-- What is expected --
Take each line of the records below that contains the string "Inhibition" and copy it.
━━━ Records for the task
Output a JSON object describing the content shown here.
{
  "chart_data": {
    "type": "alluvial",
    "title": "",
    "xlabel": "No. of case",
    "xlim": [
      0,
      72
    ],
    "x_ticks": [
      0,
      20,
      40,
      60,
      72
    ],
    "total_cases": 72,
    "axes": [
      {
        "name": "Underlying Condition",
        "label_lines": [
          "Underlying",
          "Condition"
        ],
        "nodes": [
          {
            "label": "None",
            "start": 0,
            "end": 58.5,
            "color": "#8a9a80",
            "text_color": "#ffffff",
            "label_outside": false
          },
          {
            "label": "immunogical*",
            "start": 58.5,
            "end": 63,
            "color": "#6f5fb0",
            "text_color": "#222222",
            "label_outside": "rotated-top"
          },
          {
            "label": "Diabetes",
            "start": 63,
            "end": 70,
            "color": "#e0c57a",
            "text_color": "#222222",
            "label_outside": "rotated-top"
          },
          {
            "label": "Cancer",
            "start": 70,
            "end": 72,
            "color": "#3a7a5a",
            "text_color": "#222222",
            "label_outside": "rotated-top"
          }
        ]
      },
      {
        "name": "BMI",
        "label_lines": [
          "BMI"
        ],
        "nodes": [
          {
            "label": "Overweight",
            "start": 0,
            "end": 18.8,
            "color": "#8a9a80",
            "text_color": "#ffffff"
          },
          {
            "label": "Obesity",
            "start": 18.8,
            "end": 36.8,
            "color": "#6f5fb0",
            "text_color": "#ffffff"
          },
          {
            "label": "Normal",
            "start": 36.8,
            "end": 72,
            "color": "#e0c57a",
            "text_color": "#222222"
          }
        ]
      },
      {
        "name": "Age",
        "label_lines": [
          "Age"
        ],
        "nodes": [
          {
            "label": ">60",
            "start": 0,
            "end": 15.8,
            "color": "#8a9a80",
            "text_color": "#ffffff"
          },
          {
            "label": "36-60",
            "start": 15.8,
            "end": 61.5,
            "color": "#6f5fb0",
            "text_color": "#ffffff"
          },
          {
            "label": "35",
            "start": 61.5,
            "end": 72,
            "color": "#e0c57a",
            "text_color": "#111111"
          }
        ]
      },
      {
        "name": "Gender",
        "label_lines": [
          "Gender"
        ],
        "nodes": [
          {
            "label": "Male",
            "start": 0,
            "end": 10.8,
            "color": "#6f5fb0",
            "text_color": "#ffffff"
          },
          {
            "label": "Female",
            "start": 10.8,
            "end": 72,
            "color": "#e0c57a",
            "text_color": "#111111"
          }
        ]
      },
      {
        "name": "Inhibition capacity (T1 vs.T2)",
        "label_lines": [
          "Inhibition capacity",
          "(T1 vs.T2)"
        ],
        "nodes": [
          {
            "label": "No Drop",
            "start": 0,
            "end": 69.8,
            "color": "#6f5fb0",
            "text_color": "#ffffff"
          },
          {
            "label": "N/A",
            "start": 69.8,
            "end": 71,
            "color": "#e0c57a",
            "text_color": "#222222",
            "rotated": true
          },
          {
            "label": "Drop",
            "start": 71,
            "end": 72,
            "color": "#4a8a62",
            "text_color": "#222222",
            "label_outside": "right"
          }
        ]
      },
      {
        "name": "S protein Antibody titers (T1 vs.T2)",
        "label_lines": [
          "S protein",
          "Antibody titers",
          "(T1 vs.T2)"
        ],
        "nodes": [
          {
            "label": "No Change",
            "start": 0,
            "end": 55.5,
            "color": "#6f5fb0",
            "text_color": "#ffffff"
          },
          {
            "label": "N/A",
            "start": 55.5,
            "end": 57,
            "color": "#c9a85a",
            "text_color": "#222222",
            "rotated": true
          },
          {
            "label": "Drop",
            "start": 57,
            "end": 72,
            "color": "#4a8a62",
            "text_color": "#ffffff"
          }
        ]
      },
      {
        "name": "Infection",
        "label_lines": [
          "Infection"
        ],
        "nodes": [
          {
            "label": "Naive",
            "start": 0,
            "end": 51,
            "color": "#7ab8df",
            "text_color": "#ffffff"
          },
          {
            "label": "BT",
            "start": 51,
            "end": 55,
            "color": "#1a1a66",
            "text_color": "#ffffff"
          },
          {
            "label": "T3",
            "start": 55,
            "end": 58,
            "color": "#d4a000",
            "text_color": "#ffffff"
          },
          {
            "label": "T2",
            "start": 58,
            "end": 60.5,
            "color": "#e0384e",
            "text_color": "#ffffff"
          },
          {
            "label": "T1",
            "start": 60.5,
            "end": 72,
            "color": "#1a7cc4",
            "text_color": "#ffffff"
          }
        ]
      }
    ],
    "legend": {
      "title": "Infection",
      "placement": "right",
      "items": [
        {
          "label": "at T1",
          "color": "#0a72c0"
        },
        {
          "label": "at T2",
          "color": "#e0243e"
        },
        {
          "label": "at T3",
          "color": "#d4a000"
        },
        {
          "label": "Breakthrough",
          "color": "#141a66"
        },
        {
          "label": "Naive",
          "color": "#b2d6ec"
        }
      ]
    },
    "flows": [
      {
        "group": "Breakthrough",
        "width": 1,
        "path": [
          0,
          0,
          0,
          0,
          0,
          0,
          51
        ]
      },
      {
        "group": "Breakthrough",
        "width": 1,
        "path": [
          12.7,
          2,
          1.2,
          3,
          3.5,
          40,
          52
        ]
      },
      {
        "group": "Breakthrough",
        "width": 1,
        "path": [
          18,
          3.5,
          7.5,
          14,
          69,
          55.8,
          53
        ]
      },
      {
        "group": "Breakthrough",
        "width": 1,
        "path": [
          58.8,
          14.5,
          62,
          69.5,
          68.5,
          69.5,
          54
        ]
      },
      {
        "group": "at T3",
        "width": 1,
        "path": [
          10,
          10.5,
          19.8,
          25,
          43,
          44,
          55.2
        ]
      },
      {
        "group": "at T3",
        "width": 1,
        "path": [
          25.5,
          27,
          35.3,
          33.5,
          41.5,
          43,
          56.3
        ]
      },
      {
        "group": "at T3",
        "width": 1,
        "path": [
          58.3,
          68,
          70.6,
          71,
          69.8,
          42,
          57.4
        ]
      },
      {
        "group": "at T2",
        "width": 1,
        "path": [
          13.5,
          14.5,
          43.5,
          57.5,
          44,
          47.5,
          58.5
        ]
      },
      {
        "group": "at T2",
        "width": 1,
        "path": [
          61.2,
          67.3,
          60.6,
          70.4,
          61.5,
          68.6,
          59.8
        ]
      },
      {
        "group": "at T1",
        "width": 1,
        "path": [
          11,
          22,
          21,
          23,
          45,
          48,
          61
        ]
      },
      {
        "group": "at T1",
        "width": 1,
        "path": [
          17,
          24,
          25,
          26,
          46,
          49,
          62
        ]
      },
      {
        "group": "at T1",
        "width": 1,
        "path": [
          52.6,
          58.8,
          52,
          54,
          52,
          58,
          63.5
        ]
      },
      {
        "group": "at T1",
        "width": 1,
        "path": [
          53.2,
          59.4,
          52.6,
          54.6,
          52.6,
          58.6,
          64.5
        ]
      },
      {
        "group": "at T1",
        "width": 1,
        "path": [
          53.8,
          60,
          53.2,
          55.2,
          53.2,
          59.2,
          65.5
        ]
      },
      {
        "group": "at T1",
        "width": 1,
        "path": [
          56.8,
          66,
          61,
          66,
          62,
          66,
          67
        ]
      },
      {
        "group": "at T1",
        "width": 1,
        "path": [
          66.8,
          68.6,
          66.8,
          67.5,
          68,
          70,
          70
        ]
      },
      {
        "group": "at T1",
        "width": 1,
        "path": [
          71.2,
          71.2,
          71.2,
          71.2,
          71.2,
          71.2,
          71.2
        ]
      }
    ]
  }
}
━━━━━━
-- Your solution --
        "name": "Inhibition capacity (T1 vs.T2)",
          "Inhibition capacity",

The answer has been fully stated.